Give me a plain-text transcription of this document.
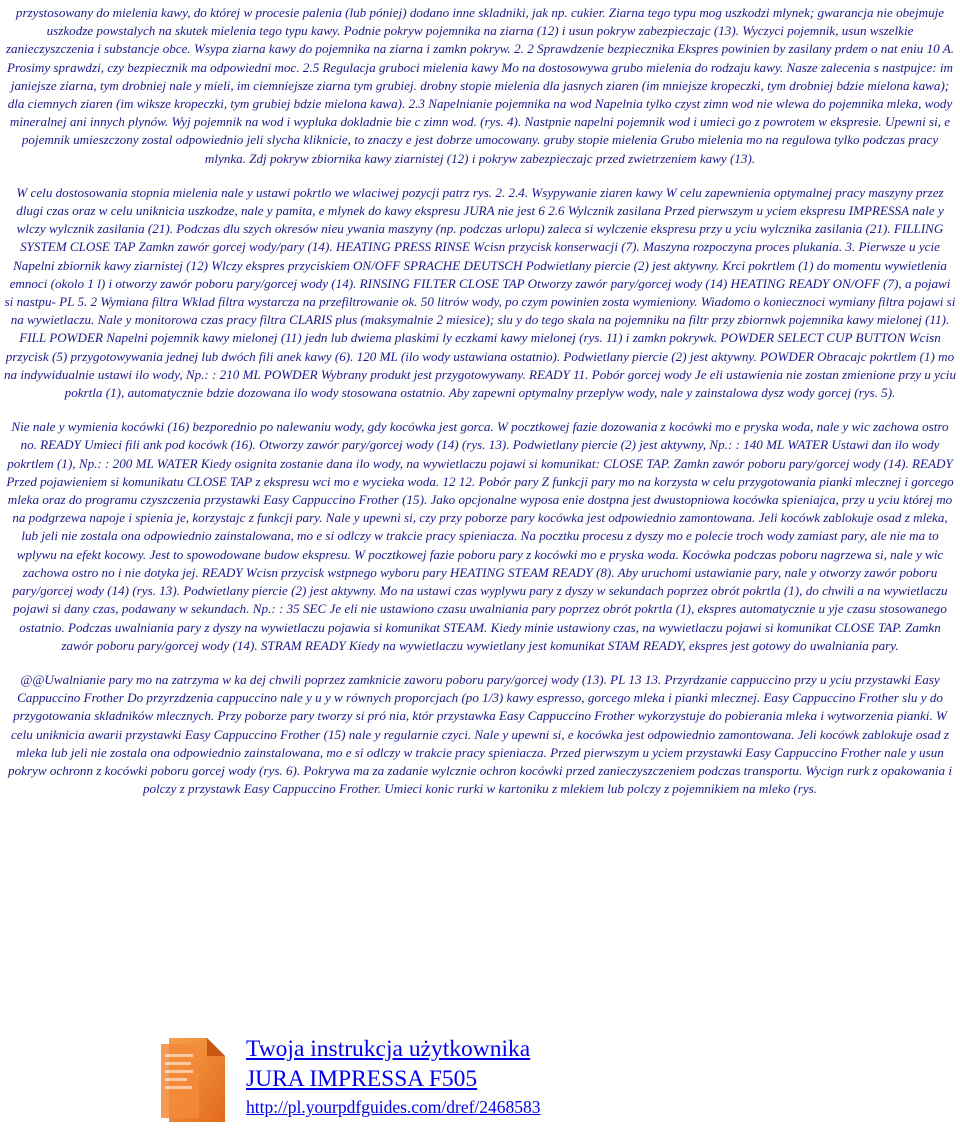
przystosowany do mielenia kawy, do której w procesie palenia (lub póniej) dodano inne skladniki, jak np. cukier. Ziarna tego typu mog uszkodzi mlynek; gwarancja nie obejmuje uszkodze powstalych na skutek mielenia tego typu kawy. Podnie pokryw pojemnika na ziarna (12) i usun pokryw zabezpieczajc (13). Wyczyci pojemnik, usun wszelkie zanieczyszczenia i substancje obce. Wsypa ziarna kawy do pojemnika na ziarna i zamkn pokryw. 2. 2 Sprawdzenie bezpiecznika Ekspres powinien by zasilany prdem o nat eniu 10 A. Prosimy sprawdzi, czy bezpiecznik ma odpowiedni moc. 2.5 Regulacja gruboci mielenia kawy Mo na dostosowywa grubo mielenia do rodzaju kawy. Nasze zalecenia s nastpujce: im janiejsze ziarna, tym drobniej nale y mieli, im ciemniejsze ziarna tym grubiej. drobny stopie mielenia dla jasnych ziaren (im mniejsze kropeczki, tym drobniej bdzie mielona kawa); dla ciemnych ziaren (im wiksze kropeczki, tym grubiej bdzie mielona kawa). 2.3 Napelnianie pojemnika na wod Napelnia tylko czyst zimn wod nie wlewa do pojemnika mleka, wody mineralnej ani innych plynów. Wyj pojemnik na wod i wypluka dokladnie bie c zimn wod. (rys. 4). Nastpnie napelni pojemnik wod i umieci go z powrotem w ekspresie. Upewni si, e pojemnik umieszczony zostal odpowiednio jeli slycha kliknicie, to znaczy e jest dobrze umocowany. gruby stopie mielenia Grubo mielenia mo na regulowa tylko podczas pracy mlynka. Zdj pokryw zbiornika kawy ziarnistej (12) i pokryw zabezpieczajc przed zwietrzeniem kawy (13).

W celu dostosowania stopnia mielenia nale y ustawi pokrtlo we wlaciwej pozycji patrz rys. 2. 2.4. Wsypywanie ziaren kawy W celu zapewnienia optymalnej pracy maszyny przez dlugi czas oraz w celu uniknicia uszkodze, nale y pamita, e mlynek do kawy ekspresu JURA nie jest 6 2.6 Wylcznik zasilana Przed pierwszym u yciem ekspresu IMPRESSA nale y wlczy wylcznik zasilania (21). Podczas dlu szych okresów nieu ywania maszyny (np. podczas urlopu) zaleca si wylczenie ekspresu przy u yciu wylcznika zasilania (21). FILLING SYSTEM CLOSE TAP Zamkn zawór gorcej wody/pary (14). HEATING PRESS RINSE Wcisn przycisk konserwacji (7). Maszyna rozpoczyna proces plukania. 3. Pierwsze u ycie Napelni zbiornik kawy ziarnistej (12) Wlczy ekspres przyciskiem ON/OFF SPRACHE DEUTSCH Podwietlany piercie (2) jest aktywny. Krci pokrtlem (1) do momentu wywietlenia emnoci (okolo 1 l) i otworzy zawór poboru pary/gorcej wody (14). RINSING FILTER CLOSE TAP Otworzy zawór pary/gorcej wody (14) HEATING READY ON/OFF (7), a pojawi si nastpu- PL 5. 2 Wymiana filtra Wklad filtra wystarcza na przefiltrowanie ok. 50 litrów wody, po czym powinien zosta wymieniony. Wiadomo o koniecznoci wymiany filtra pojawi si na wywietlaczu. Nale y monitorowa czas pracy filtra CLARIS plus (maksymalnie 2 miesice); slu y do tego skala na pojemniku na filtr przy zbiornwk pojemnika kawy mielonej (11). FILL POWDER Napelni pojemnik kawy mielonej (11) jedn lub dwiema plaskimi ly eczkami kawy mielonej (rys. 11) i zamkn pokrywk. POWDER SELECT CUP BUTTON Wcisn przycisk (5) przygotowywania jednej lub dwóch fili anek kawy (6). 120 ML (ilo wody ustawiana ostatnio). Podwietlany piercie (2) jest aktywny. POWDER Obracajc pokrtlem (1) mo na indywidualnie ustawi ilo wody, Np.: : 210 ML POWDER Wybrany produkt jest przygotowywany. READY 11. Pobór gorcej wody Je eli ustawienia nie zostan zmienione przy u yciu pokrtla (1), automatycznie bdzie dozowana ilo wody stosowana ostatnio. Aby zapewni optymalny przeplyw wody, nale y zainstalowa dysz wody gorcej (rys. 5).

Nie nale y wymienia kocówki (16) bezporednio po nalewaniu wody, gdy kocówka jest gorca. W pocztkowej fazie dozowania z kocówki mo e pryska woda, nale y wic zachowa ostro no. READY Umieci fili ank pod kocówk (16). Otworzy zawór pary/gorcej wody (14) (rys. 13). Podwietlany piercie (2) jest aktywny, Np.: : 140 ML WATER Ustawi dan ilo wody pokrtlem (1), Np.: : 200 ML WATER Kiedy osignita zostanie dana ilo wody, na wywietlaczu pojawi si komunikat: CLOSE TAP. Zamkn zawór poboru pary/gorcej wody (14). READY Przed pojawieniem si komunikatu CLOSE TAP z ekspresu wci mo e wycieka woda. 12 12. Pobór pary Z funkcji pary mo na korzysta w celu przygotowania pianki mlecznej i gorcego mleka oraz do programu czyszczenia przystawki Easy Cappuccino Frother (15). Jako opcjonalne wyposa enie dostpna jest dwustopniowa kocówka spieniajca, przy u yciu której mo na podgrzewa napoje i spienia je, korzystajc z funkcji pary. Nale y upewni si, czy przy poborze pary kocówka jest odpowiednio zamontowana. Jeli kocówk zablokuje osad z mleka, lub jeli nie zostala ona odpowiednio zainstalowana, mo e si odlczy w trakcie pracy spieniacza. Na pocztku procesu z dyszy mo e polecie troch wody zamiast pary, ale nie ma to wplywu na efekt kocowy. Jest to spowodowane budow ekspresu. W pocztkowej fazie poboru pary z kocówki mo e pryska woda. Kocówka podczas poboru nagrzewa si, nale y wic zachowa ostro no i nie dotyka jej. READY Wcisn przycisk wstpnego wyboru pary HEATING STEAM READY (8). Aby uruchomi ustawianie pary, nale y otworzy zawór poboru pary/gorcej wody (14) (rys. 13). Podwietlany piercie (2) jest aktywny. Mo na ustawi czas wyplywu pary z dyszy w sekundach poprzez obrót pokrtla (1), do chwili a na wywietlaczu pojawi si dany czas, podawany w sekundach. Np.: : 35 SEC Je eli nie ustawiono czasu uwalniania pary poprzez obrót pokrtla (1), ekspres automatycznie u yje czasu stosowanego ostatnio. Podczas uwalniania pary z dyszy na wywietlaczu pojawia si komunikat STEAM. Kiedy minie ustawiony czas, na wywietlaczu pojawi si komunikat CLOSE TAP. Zamkn zawór poboru pary/gorcej wody (14). STRAM READY Kiedy na wywietlaczu wywietlany jest komunikat STAM READY, ekspres jest gotowy do uwalniania pary.

@@Uwalnianie pary mo na zatrzyma w ka dej chwili poprzez zamknicie zaworu poboru pary/gorcej wody (13). PL 13 13. Przyrdzanie cappuccino przy u yciu przystawki Easy Cappuccino Frother Do przyrzdzenia cappuccino nale y u y w równych proporcjach (po 1/3) kawy espresso, gorcego mleka i pianki mlecznej. Easy Cappuccino Frother slu y do przygotowania skladników mlecznych. Przy poborze pary tworzy si pró nia, któr przystawka Easy Cappuccino Frother wykorzystuje do pobierania mleka i wytworzenia pianki. W celu uniknicia awarii przystawki Easy Cappuccino Frother (15) nale y regularnie czyci. Nale y upewni si, e kocówka jest odpowiednio zamontowana. Jeli kocówk zablokuje osad z mleka lub jeli nie zostala ona odpowiednio zainstalowana, mo e si odlczy w trakcie pracy spieniacza. Przed pierwszym u yciem przystawki Easy Cappuccino Frother nale y usun pokryw ochronn z kocówki poboru gorcej wody (rys. 6). Pokrywa ma za zadanie wylcznie ochron kocówki przed zanieczyszczeniem podczas transportu. Wycign rurk z opakowania i polczy z przystawk Easy Cappuccino Frother. Umieci konic rurki w kartoniku z mlekiem lub polczy z pojemnikiem na mleko (rys.

Twoja instrukcja użytkownika
JURA IMPRESSA F505
http://pl.yourpdfguides.com/dref/2468583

----

### EXERCISE PROMPT
Using the entries above, state how many lines include the word "IMPRESSA", with no other words.

### WRITTEN REPLY
2